REQUIRED WORK: Every record should be written out exactly, with the pictures left out.

INFORMATION PROVIDED:
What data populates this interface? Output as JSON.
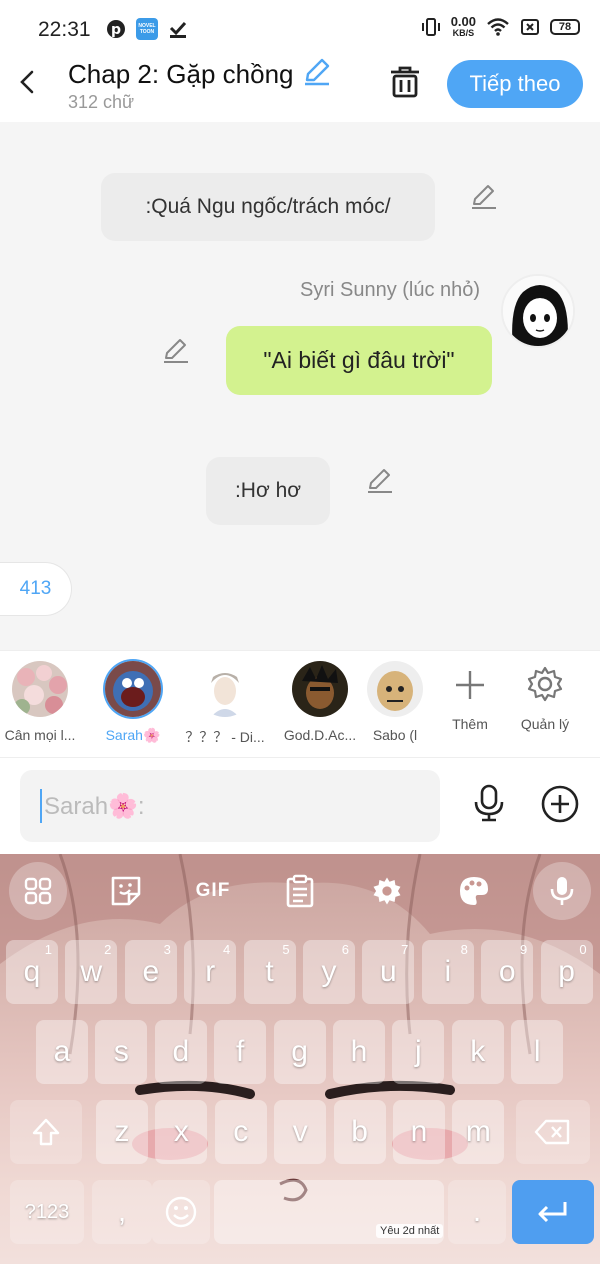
{
  "status": {
    "time": "22:31",
    "net_speed_value": "0.00",
    "net_speed_unit": "KB/S",
    "battery": "78",
    "app_badge_text": "NOVEL TOON"
  },
  "header": {
    "title": "Chap 2: Gặp chồng",
    "subtitle": "312 chữ",
    "next_label": "Tiếp theo"
  },
  "chat": {
    "messages": [
      {
        "type": "narration",
        "text": ":Quá Ngu ngốc/trách móc/"
      },
      {
        "type": "speech",
        "speaker": "Syri Sunny (lúc nhỏ)",
        "text": "\"Ai biết gì đâu trời\""
      },
      {
        "type": "narration",
        "text": ":Hơ hơ"
      }
    ],
    "count": "413"
  },
  "characters": [
    {
      "name": "Cân mọi l...",
      "color": "#c98e93",
      "active": false
    },
    {
      "name": "Sarah🌸",
      "color": "#b85a5a",
      "active": true
    },
    {
      "name": "？？？ - Di...",
      "color": "#e8dcd0",
      "active": false
    },
    {
      "name": "God.D.Ac...",
      "color": "#3a2e1e",
      "active": false
    },
    {
      "name": "Sabo (l",
      "color": "#c7b48f",
      "active": false
    }
  ],
  "tools": {
    "add_label": "Thêm",
    "manage_label": "Quản lý"
  },
  "input": {
    "placeholder": "Sarah🌸:"
  },
  "keyboard": {
    "row1": [
      {
        "k": "q",
        "h": "1"
      },
      {
        "k": "w",
        "h": "2"
      },
      {
        "k": "e",
        "h": "3"
      },
      {
        "k": "r",
        "h": "4"
      },
      {
        "k": "t",
        "h": "5"
      },
      {
        "k": "y",
        "h": "6"
      },
      {
        "k": "u",
        "h": "7"
      },
      {
        "k": "i",
        "h": "8"
      },
      {
        "k": "o",
        "h": "9"
      },
      {
        "k": "p",
        "h": "0"
      }
    ],
    "row2": [
      "a",
      "s",
      "d",
      "f",
      "g",
      "h",
      "j",
      "k",
      "l"
    ],
    "row3": [
      "z",
      "x",
      "c",
      "v",
      "b",
      "n",
      "m"
    ],
    "symbols_label": "?123",
    "comma": ",",
    "period": ".",
    "gif_label": "GIF",
    "space_tag": "Yêu 2d nhất"
  },
  "colors": {
    "accent": "#4fa6f5",
    "speech_bubble": "#d3f28f",
    "narration_bubble": "#ececec"
  }
}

EXPECTED ANSWER:
What data populates this interface? Output as JSON.
{
  "status": {
    "time": "22:31",
    "net_speed_value": "0.00",
    "net_speed_unit": "KB/S",
    "battery": "78",
    "app_badge_text": "NOVEL TOON"
  },
  "header": {
    "title": "Chap 2: Gặp chồng",
    "subtitle": "312 chữ",
    "next_label": "Tiếp theo"
  },
  "chat": {
    "messages": [
      {
        "type": "narration",
        "text": ":Quá Ngu ngốc/trách móc/"
      },
      {
        "type": "speech",
        "speaker": "Syri Sunny (lúc nhỏ)",
        "text": "\"Ai biết gì đâu trời\""
      },
      {
        "type": "narration",
        "text": ":Hơ hơ"
      }
    ],
    "count": "413"
  },
  "characters": [
    {
      "name": "Cân mọi l...",
      "color": "#c98e93",
      "active": false
    },
    {
      "name": "Sarah🌸",
      "color": "#b85a5a",
      "active": true
    },
    {
      "name": "？？？ - Di...",
      "color": "#e8dcd0",
      "active": false
    },
    {
      "name": "God.D.Ac...",
      "color": "#3a2e1e",
      "active": false
    },
    {
      "name": "Sabo (l",
      "color": "#c7b48f",
      "active": false
    }
  ],
  "tools": {
    "add_label": "Thêm",
    "manage_label": "Quản lý"
  },
  "input": {
    "placeholder": "Sarah🌸:"
  },
  "keyboard": {
    "row1": [
      {
        "k": "q",
        "h": "1"
      },
      {
        "k": "w",
        "h": "2"
      },
      {
        "k": "e",
        "h": "3"
      },
      {
        "k": "r",
        "h": "4"
      },
      {
        "k": "t",
        "h": "5"
      },
      {
        "k": "y",
        "h": "6"
      },
      {
        "k": "u",
        "h": "7"
      },
      {
        "k": "i",
        "h": "8"
      },
      {
        "k": "o",
        "h": "9"
      },
      {
        "k": "p",
        "h": "0"
      }
    ],
    "row2": [
      "a",
      "s",
      "d",
      "f",
      "g",
      "h",
      "j",
      "k",
      "l"
    ],
    "row3": [
      "z",
      "x",
      "c",
      "v",
      "b",
      "n",
      "m"
    ],
    "symbols_label": "?123",
    "comma": ",",
    "period": ".",
    "gif_label": "GIF",
    "space_tag": "Yêu 2d nhất"
  },
  "colors": {
    "accent": "#4fa6f5",
    "speech_bubble": "#d3f28f",
    "narration_bubble": "#ececec"
  }
}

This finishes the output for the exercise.